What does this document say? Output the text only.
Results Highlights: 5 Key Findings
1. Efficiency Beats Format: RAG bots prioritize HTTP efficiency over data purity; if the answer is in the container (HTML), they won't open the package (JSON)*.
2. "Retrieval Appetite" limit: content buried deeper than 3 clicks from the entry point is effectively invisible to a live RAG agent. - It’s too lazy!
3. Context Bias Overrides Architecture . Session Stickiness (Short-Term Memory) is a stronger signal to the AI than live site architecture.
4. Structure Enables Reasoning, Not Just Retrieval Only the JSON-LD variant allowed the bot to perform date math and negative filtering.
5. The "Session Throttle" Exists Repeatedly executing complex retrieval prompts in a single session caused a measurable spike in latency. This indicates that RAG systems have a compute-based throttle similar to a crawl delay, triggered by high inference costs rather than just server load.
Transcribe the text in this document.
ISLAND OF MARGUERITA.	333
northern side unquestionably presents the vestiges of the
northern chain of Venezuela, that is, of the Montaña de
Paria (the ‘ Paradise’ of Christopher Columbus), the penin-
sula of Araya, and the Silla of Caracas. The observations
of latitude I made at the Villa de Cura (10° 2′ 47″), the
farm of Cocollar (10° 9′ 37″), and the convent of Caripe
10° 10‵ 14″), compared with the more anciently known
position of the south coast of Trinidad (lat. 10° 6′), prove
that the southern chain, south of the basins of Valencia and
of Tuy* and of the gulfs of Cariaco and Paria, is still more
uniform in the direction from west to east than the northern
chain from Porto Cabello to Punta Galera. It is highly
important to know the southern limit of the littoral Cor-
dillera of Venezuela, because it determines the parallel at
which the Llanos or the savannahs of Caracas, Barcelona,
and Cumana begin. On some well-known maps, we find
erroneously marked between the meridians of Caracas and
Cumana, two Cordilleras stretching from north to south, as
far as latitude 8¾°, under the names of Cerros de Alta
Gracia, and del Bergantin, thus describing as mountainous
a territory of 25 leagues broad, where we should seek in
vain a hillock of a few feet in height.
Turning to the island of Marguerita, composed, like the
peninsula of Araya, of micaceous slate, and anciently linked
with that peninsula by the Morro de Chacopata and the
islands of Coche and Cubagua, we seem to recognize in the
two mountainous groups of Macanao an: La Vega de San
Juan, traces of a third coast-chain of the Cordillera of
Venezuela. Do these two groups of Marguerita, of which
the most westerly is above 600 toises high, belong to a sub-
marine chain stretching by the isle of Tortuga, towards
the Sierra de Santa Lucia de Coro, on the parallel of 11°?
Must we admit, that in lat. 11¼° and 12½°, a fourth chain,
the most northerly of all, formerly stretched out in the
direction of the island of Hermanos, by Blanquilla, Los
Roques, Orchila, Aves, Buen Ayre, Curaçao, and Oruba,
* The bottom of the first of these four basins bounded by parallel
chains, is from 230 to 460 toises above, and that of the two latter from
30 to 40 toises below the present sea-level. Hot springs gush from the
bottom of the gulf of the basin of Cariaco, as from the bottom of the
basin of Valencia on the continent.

STATED TASK -> From the records above, how many lines include the word "Araya"? Only the number is wanted.

REPLY TO THE EXERCISE -> 2